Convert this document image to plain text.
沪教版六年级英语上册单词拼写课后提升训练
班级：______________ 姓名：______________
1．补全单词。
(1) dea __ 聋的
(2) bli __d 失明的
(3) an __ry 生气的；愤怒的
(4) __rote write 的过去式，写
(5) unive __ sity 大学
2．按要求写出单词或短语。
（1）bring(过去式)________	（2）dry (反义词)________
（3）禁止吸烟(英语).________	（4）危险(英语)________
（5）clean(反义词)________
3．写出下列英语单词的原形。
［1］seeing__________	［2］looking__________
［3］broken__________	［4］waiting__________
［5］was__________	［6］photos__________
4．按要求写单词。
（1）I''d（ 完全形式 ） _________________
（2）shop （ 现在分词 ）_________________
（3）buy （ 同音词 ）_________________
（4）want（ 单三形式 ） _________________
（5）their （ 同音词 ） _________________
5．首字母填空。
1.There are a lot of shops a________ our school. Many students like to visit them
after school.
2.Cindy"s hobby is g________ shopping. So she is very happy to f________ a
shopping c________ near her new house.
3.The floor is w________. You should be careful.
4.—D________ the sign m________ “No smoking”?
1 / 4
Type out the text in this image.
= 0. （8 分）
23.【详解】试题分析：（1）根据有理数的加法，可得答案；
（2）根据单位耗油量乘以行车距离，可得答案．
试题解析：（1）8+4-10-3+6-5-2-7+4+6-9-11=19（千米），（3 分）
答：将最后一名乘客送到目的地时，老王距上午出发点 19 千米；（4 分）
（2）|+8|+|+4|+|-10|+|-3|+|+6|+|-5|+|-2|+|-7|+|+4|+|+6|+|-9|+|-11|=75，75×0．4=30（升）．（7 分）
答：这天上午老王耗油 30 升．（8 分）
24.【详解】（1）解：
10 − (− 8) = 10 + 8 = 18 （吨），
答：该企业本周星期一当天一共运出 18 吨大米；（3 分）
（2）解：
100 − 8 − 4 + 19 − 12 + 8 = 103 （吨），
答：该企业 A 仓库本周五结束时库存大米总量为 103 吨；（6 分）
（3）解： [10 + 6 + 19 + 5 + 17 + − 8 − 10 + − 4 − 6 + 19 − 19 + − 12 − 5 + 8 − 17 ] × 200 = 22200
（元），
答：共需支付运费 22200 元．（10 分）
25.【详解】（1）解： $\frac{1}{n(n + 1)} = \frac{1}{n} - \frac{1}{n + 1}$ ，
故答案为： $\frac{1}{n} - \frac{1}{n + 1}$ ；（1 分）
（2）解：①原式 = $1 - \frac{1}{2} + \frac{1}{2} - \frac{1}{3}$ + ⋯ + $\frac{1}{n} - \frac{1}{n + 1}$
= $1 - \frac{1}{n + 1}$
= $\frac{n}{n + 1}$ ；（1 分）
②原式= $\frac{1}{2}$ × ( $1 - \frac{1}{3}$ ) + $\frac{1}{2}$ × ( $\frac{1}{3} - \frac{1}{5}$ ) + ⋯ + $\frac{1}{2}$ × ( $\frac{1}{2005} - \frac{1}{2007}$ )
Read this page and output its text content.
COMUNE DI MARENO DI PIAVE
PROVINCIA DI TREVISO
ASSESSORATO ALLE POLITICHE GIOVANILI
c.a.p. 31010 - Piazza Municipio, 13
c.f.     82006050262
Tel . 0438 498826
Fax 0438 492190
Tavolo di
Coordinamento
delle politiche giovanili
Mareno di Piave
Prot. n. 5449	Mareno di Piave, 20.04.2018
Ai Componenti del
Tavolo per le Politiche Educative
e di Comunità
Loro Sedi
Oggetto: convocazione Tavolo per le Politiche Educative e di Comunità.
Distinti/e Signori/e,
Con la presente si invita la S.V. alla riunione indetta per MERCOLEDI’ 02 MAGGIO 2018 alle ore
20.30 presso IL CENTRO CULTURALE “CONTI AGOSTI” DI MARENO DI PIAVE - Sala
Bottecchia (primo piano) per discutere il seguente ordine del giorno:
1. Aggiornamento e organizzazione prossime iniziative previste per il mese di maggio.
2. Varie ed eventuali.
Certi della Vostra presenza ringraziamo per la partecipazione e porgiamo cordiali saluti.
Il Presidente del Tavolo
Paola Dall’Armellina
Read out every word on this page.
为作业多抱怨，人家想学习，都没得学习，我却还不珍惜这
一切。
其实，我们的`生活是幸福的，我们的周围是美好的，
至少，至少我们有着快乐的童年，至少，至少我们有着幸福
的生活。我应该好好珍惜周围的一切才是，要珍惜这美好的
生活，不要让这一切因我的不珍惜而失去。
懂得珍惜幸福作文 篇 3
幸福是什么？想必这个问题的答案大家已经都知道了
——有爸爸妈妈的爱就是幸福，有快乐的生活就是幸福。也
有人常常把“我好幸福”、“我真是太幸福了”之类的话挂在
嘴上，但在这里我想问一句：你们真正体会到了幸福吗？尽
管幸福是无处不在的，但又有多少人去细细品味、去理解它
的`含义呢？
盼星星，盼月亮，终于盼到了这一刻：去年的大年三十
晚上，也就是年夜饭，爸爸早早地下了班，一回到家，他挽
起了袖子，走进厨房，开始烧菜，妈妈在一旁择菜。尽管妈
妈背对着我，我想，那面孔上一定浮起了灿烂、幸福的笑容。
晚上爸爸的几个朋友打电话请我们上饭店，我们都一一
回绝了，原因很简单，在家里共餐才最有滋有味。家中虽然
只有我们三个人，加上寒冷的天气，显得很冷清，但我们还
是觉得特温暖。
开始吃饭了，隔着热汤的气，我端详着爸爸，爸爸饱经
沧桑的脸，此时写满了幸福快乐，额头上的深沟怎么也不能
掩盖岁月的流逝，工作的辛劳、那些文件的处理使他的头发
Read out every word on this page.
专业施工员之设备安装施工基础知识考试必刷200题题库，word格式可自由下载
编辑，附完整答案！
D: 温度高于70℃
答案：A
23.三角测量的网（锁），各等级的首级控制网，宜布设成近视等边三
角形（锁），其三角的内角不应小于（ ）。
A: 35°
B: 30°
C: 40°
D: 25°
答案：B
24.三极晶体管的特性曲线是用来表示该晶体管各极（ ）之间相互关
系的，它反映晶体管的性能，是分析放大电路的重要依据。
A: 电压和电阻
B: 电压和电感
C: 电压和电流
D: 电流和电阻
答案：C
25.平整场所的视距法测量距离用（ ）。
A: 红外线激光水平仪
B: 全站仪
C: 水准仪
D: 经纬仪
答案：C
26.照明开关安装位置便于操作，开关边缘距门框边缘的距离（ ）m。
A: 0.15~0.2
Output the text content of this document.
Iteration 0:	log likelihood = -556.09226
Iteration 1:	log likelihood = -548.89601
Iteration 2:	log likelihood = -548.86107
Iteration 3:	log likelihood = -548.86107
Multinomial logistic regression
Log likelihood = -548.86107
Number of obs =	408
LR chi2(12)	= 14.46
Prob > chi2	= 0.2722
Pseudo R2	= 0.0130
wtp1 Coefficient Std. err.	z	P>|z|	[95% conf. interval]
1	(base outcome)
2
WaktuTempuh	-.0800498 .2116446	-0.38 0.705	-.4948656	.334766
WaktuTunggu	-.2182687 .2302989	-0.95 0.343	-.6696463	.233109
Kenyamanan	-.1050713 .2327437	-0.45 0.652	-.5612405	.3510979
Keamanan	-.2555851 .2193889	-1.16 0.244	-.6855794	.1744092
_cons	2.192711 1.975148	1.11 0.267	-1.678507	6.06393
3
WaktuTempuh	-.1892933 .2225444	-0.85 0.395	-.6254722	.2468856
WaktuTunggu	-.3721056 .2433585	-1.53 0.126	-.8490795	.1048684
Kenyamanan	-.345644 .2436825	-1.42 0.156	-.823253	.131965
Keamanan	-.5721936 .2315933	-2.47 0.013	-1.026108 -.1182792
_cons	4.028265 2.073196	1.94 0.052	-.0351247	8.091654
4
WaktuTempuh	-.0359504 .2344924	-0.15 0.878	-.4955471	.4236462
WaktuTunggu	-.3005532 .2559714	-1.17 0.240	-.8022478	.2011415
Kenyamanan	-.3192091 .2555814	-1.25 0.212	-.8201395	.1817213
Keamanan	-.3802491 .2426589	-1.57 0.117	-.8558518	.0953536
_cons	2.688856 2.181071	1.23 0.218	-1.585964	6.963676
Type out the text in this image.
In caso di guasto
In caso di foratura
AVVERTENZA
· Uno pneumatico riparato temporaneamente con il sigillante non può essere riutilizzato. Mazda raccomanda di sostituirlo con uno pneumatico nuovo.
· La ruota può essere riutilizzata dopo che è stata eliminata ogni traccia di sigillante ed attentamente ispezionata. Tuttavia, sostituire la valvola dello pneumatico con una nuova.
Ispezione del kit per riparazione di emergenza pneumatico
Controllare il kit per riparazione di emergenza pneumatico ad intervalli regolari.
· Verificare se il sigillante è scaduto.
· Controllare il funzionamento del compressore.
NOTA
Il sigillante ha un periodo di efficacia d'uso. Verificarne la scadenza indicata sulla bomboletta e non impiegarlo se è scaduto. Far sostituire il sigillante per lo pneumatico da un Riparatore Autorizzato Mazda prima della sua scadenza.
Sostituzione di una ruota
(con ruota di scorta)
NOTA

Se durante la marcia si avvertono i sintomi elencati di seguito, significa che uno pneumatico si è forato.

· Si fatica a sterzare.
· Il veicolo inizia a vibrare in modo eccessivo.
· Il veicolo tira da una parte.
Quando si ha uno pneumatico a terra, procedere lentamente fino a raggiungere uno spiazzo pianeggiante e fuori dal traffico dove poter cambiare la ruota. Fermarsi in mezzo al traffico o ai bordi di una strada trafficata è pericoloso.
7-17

========================

-- WHAT TO DO --
Consider the entries above and return each line with the string "veicolo".

-- CORRECT ANSWER --
· Il veicolo inizia a vibrare in modo eccessivo.
· Il veicolo tira da una parte.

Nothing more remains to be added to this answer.